◆ The problem
Can you reproduce the material below word for word, starting at its first line and ending at the line containing "- question-9-stem: 9.(2023", with both of those lines included?

◆ Dataset excerpt
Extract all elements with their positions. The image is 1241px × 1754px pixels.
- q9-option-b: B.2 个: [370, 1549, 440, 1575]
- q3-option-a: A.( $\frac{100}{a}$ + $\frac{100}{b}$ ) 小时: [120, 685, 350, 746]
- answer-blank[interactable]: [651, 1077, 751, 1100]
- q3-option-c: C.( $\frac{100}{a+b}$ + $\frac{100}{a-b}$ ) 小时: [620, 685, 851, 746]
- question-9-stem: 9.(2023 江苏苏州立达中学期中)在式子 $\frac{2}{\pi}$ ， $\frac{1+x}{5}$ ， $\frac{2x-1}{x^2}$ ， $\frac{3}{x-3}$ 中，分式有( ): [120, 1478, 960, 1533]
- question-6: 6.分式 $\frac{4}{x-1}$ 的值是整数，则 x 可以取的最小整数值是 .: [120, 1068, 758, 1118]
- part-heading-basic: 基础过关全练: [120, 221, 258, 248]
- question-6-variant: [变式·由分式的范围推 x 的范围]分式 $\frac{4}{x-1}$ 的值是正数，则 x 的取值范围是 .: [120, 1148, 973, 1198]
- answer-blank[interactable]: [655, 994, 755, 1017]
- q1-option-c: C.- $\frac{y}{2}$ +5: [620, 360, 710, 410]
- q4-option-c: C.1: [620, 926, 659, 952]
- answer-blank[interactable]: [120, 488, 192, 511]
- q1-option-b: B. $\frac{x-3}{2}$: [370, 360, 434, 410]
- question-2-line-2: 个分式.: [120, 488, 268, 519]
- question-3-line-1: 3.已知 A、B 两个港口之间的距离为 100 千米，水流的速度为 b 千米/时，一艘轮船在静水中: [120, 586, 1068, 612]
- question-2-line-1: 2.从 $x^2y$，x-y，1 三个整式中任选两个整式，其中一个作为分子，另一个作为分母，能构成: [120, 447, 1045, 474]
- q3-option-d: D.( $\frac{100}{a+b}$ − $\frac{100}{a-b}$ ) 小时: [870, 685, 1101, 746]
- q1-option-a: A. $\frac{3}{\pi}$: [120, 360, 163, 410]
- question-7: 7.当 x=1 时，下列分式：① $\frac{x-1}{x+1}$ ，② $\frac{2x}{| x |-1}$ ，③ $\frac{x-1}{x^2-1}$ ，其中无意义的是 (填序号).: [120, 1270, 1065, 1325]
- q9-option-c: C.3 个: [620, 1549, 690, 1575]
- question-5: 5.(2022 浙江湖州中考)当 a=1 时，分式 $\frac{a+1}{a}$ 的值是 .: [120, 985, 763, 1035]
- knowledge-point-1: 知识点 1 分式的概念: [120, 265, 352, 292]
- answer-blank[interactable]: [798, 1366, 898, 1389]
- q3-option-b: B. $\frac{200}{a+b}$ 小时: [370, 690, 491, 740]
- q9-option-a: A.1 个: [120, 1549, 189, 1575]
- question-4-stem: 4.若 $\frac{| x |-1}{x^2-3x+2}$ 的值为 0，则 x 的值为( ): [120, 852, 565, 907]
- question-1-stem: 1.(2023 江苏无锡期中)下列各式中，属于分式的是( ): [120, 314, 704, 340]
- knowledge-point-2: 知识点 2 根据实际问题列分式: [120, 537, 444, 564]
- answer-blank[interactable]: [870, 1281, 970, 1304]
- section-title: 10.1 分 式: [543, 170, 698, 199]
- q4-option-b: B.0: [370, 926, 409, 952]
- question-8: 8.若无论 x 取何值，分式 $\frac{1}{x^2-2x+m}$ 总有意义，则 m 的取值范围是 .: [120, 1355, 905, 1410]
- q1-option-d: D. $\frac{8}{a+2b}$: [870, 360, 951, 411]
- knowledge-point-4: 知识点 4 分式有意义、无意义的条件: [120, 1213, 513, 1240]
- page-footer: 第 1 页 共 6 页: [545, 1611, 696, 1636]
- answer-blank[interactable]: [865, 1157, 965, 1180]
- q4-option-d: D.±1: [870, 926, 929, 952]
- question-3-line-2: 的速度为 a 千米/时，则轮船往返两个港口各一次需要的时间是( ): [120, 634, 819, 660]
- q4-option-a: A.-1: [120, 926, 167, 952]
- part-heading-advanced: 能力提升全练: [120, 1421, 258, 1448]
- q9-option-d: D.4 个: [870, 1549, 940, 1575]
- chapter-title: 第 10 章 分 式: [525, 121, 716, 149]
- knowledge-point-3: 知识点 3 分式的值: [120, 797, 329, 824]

◆ Solution for this task
Extract all elements with their positions. The image is 1241px × 1754px pixels.
- q9-option-b: B.2 个: [370, 1549, 440, 1575]
- q3-option-a: A.( $\frac{100}{a}$ + $\frac{100}{b}$ ) 小时: [120, 685, 350, 746]
- answer-blank[interactable]: [651, 1077, 751, 1100]
- q3-option-c: C.( $\frac{100}{a+b}$ + $\frac{100}{a-b}$ ) 小时: [620, 685, 851, 746]
- question-9-stem: 9.(2023 江苏苏州立达中学期中)在式子 $\frac{2}{\pi}$ ， $\frac{1+x}{5}$ ， $\frac{2x-1}{x^2}$ ， $\frac{3}{x-3}$ 中，分式有( ): [120, 1478, 960, 1533]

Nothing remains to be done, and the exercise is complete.